PROBLEM STATEMENT: For each line that holds "深圳市南山区雅宝店", copy the line out.

SOURCE RECORDS:
+-------+

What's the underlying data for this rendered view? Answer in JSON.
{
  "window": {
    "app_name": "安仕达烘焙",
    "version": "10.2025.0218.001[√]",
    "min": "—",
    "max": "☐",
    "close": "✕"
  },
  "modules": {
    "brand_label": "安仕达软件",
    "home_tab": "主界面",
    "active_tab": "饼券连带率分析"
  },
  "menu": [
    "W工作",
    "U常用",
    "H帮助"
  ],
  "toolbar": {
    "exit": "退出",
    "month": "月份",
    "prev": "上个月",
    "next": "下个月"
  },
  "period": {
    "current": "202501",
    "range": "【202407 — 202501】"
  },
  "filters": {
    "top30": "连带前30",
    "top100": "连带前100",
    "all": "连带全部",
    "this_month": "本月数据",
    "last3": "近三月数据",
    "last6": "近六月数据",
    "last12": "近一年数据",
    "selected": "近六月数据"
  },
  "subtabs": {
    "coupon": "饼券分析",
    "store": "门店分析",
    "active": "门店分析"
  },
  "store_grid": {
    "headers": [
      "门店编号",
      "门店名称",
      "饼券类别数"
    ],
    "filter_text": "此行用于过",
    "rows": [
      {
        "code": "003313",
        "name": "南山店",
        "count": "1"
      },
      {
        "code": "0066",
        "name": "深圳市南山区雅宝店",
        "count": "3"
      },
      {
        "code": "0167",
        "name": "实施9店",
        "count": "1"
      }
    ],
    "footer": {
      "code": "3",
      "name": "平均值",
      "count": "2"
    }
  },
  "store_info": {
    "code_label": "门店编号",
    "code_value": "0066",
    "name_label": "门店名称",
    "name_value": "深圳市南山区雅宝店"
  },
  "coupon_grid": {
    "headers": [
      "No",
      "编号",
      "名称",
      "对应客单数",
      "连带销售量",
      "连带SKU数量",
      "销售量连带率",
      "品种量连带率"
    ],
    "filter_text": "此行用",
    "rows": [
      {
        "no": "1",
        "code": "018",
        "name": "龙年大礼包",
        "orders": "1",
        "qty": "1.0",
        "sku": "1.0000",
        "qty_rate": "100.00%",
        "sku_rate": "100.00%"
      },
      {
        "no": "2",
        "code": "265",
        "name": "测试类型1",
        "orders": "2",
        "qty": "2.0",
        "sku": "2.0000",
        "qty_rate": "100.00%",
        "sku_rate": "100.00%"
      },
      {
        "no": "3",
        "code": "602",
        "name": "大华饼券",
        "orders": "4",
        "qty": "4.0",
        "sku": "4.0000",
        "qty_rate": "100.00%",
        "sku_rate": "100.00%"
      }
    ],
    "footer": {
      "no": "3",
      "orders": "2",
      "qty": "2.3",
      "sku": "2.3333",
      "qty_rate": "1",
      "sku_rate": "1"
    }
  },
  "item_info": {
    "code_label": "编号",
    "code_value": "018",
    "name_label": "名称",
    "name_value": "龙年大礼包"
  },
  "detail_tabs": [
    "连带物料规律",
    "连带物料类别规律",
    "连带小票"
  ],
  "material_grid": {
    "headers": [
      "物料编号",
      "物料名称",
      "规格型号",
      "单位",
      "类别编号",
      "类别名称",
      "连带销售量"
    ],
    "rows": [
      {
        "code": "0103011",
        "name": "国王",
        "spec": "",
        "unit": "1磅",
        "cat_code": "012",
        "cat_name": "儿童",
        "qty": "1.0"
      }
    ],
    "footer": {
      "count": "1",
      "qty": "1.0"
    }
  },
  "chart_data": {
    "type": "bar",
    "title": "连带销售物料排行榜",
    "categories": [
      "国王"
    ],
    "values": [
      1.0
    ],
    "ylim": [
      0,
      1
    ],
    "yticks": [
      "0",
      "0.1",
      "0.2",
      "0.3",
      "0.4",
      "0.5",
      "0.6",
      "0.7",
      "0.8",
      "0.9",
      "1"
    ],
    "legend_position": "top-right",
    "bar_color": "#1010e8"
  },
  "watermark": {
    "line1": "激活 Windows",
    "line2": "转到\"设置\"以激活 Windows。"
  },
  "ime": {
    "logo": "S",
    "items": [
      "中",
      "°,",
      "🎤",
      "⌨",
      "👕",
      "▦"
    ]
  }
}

+-------+

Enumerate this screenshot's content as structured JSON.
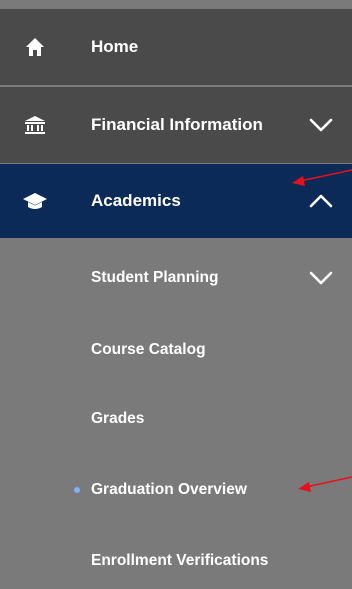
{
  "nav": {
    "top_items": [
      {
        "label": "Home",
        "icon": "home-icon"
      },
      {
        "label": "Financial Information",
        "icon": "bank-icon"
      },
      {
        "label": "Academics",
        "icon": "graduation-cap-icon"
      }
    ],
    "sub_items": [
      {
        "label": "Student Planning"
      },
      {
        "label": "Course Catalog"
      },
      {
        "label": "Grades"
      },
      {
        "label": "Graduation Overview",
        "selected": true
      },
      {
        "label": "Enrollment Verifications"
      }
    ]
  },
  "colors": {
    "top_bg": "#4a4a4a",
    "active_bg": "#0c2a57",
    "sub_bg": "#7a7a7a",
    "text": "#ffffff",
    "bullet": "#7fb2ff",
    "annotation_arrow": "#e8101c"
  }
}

+-------+

WRITTEN ANSWER:
        "name": "深圳市南山区雅宝店",
    "name_value": "深圳市南山区雅宝店"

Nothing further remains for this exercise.